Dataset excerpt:
________________________________________

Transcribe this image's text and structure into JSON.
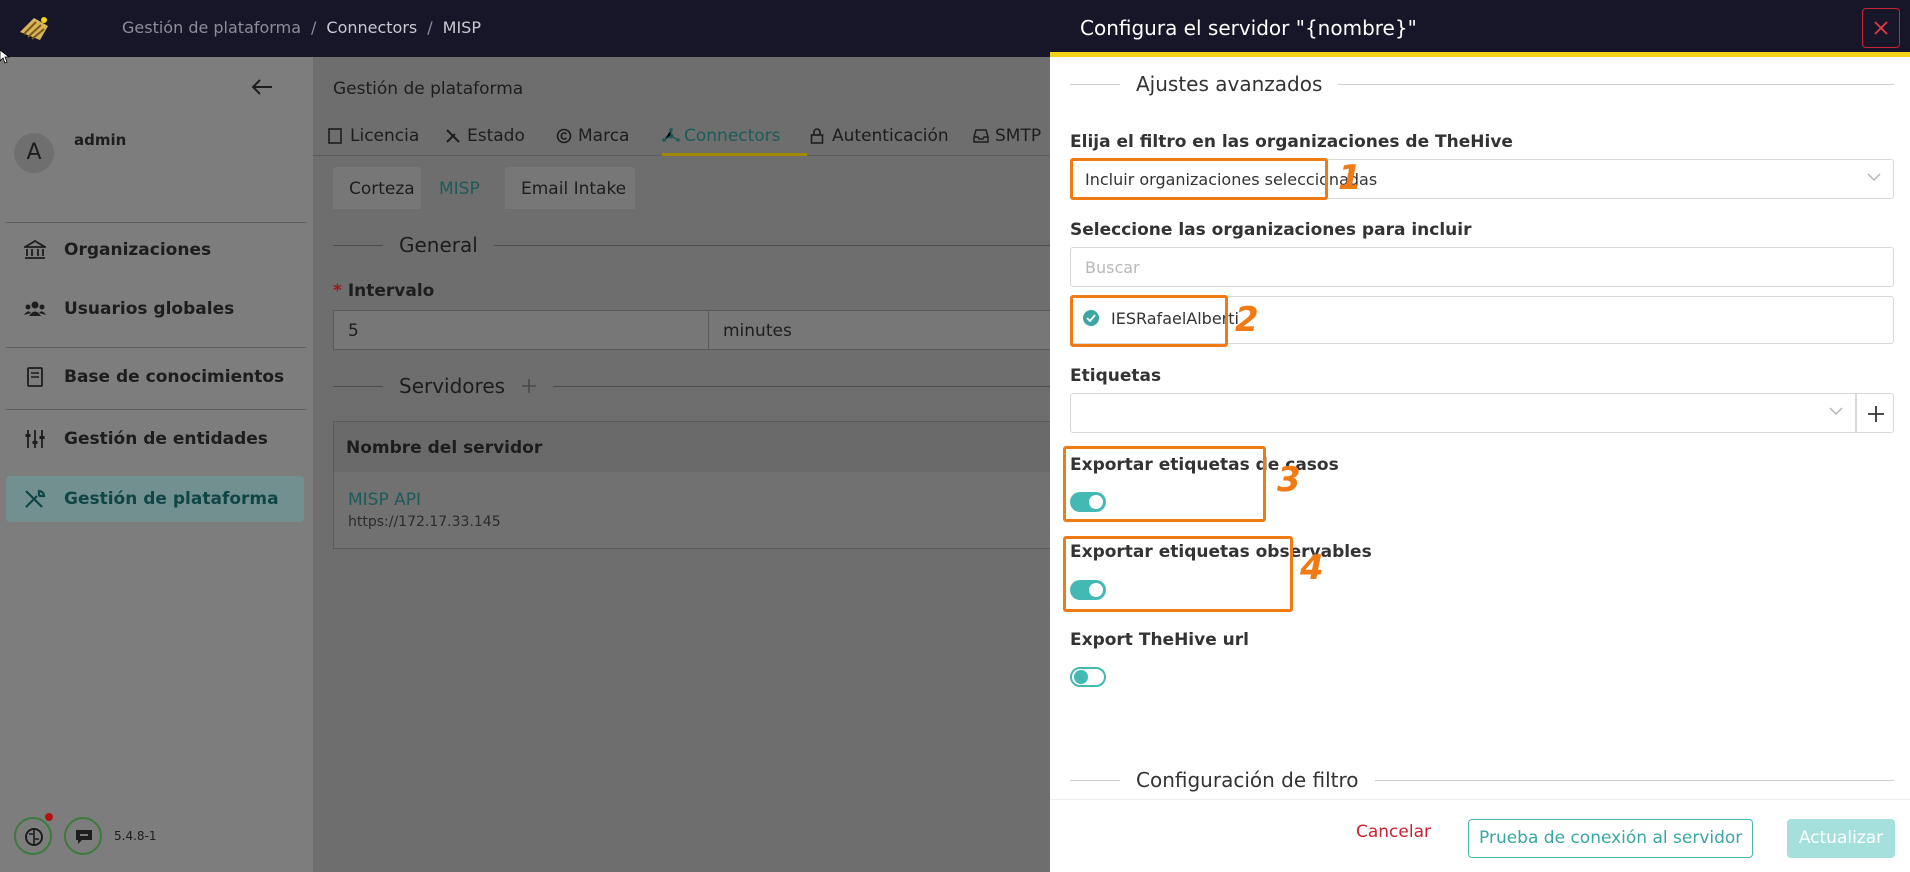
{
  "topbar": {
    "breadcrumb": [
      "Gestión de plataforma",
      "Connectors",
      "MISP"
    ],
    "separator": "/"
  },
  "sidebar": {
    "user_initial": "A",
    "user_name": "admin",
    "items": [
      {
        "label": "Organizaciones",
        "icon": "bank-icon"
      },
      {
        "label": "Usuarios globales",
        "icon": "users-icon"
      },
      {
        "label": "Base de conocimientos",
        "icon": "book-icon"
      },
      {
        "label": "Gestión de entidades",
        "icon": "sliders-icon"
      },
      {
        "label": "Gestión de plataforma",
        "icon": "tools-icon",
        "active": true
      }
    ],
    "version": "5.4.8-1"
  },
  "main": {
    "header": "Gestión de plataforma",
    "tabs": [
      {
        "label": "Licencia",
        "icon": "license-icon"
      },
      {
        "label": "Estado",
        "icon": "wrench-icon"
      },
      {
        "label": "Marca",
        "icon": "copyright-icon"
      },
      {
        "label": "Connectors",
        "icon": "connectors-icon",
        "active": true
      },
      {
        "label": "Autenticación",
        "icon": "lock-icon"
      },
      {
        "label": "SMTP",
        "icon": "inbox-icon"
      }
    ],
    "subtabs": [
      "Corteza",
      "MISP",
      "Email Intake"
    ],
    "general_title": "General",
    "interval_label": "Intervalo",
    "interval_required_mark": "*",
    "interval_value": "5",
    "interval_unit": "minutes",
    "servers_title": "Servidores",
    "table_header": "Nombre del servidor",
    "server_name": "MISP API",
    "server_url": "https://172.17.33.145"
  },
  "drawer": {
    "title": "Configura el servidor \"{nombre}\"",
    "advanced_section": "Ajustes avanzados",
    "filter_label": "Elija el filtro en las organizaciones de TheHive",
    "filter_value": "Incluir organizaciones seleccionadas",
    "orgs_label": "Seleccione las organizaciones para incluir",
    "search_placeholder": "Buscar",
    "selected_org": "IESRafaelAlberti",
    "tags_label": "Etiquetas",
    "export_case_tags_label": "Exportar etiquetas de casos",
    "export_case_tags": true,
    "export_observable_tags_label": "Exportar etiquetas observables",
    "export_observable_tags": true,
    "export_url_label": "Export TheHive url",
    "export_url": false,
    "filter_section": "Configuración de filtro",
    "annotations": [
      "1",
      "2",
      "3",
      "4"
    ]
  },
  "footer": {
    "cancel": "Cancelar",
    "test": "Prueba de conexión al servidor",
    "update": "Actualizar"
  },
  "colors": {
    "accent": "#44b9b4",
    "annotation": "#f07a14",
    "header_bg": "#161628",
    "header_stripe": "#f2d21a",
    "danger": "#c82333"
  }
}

________________________________________

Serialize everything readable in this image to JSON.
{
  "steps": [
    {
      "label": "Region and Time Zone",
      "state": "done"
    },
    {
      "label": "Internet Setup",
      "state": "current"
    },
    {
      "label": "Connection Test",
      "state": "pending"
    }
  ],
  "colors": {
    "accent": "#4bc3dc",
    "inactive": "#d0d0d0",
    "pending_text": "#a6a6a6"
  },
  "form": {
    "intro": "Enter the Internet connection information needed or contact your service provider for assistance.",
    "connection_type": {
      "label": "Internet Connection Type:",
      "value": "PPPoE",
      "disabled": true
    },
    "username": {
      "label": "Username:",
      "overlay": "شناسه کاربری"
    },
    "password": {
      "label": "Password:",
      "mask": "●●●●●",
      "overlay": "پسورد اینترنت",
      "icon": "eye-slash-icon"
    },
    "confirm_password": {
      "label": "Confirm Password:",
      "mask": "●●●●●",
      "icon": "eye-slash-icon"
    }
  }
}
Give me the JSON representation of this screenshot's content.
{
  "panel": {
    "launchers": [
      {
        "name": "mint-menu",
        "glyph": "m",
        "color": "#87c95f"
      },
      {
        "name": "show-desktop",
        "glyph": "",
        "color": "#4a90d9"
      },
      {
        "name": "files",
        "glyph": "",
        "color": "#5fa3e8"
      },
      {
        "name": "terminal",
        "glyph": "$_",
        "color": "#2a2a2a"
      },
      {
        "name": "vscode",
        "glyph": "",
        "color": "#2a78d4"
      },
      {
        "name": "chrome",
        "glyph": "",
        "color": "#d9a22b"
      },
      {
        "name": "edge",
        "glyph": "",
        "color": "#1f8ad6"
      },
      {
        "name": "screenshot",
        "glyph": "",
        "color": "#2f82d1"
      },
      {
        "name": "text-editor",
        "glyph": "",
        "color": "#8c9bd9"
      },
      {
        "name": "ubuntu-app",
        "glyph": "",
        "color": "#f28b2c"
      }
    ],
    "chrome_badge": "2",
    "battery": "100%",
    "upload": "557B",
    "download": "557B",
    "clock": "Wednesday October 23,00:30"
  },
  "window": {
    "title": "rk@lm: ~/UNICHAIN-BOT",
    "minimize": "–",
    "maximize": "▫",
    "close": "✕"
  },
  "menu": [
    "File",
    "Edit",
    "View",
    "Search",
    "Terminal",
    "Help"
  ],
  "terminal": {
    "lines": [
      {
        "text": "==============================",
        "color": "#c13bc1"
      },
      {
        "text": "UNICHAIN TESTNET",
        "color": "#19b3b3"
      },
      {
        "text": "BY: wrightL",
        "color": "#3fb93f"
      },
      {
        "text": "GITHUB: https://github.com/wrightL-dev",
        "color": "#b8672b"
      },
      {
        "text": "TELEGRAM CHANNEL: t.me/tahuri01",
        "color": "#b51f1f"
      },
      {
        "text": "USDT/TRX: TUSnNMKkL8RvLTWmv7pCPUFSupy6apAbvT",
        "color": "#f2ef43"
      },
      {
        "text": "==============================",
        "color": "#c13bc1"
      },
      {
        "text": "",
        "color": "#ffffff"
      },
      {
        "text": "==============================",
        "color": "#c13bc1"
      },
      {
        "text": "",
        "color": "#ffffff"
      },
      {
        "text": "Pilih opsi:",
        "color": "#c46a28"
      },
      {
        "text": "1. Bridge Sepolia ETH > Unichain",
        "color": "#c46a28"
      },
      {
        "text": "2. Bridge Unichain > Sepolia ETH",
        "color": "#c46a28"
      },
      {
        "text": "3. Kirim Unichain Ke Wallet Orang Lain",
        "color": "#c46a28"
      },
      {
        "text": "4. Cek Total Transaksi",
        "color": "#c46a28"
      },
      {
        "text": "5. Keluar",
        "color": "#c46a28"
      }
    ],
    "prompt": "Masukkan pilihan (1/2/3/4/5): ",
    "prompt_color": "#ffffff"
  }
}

________________________________________

Filter the entries above down to the lines containing the word "this".

EXPECTED ANSWER:
Transcribe this image's text and structure into JSON.
Serialize everything readable in this image to JSON.
Give me the JSON representation of this screenshot's content.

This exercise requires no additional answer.